Extracted data entries

+===+

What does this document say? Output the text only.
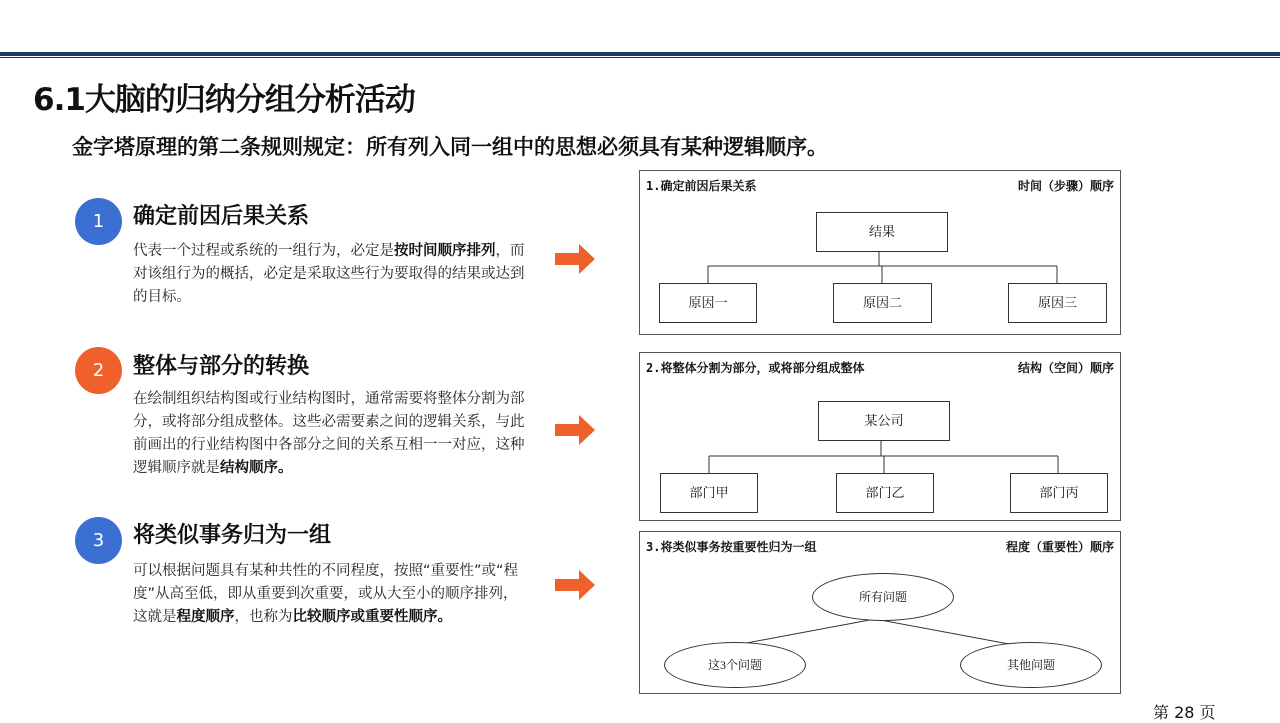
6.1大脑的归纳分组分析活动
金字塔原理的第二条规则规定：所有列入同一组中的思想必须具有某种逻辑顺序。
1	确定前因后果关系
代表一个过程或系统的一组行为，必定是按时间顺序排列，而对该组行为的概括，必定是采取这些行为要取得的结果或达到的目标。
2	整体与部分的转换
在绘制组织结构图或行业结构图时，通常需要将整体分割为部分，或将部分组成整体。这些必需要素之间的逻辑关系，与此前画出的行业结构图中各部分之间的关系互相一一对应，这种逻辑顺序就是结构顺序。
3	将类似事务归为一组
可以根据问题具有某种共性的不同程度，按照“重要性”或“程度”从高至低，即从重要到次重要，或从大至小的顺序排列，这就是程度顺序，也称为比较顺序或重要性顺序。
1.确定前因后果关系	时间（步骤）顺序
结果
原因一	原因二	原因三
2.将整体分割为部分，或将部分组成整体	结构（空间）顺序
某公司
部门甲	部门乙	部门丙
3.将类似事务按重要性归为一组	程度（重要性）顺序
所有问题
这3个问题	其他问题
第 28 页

+===+

● **TASK REQUIREMENTS**
Quote each line of the listing exactly, but leave the pictures out.

● **SOLUTION TO THIS TASK**
What does this document say? Output the text only.
6.1大脑的归纳分组分析活动
金字塔原理的第二条规则规定：所有列入同一组中的思想必须具有某种逻辑顺序。
1	确定前因后果关系
代表一个过程或系统的一组行为，必定是按时间顺序排列，而对该组行为的概括，必定是采取这些行为要取得的结果或达到的目标。
2	整体与部分的转换
在绘制组织结构图或行业结构图时，通常需要将整体分割为部分，或将部分组成整体。这些必需要素之间的逻辑关系，与此前画出的行业结构图中各部分之间的关系互相一一对应，这种逻辑顺序就是结构顺序。
3	将类似事务归为一组
可以根据问题具有某种共性的不同程度，按照“重要性”或“程度”从高至低，即从重要到次重要，或从大至小的顺序排列，这就是程度顺序，也称为比较顺序或重要性顺序。
1.确定前因后果关系	时间（步骤）顺序
结果
原因一	原因二	原因三
2.将整体分割为部分，或将部分组成整体	结构（空间）顺序
某公司
部门甲	部门乙	部门丙
3.将类似事务按重要性归为一组	程度（重要性）顺序
所有问题
这3个问题	其他问题
第 28 页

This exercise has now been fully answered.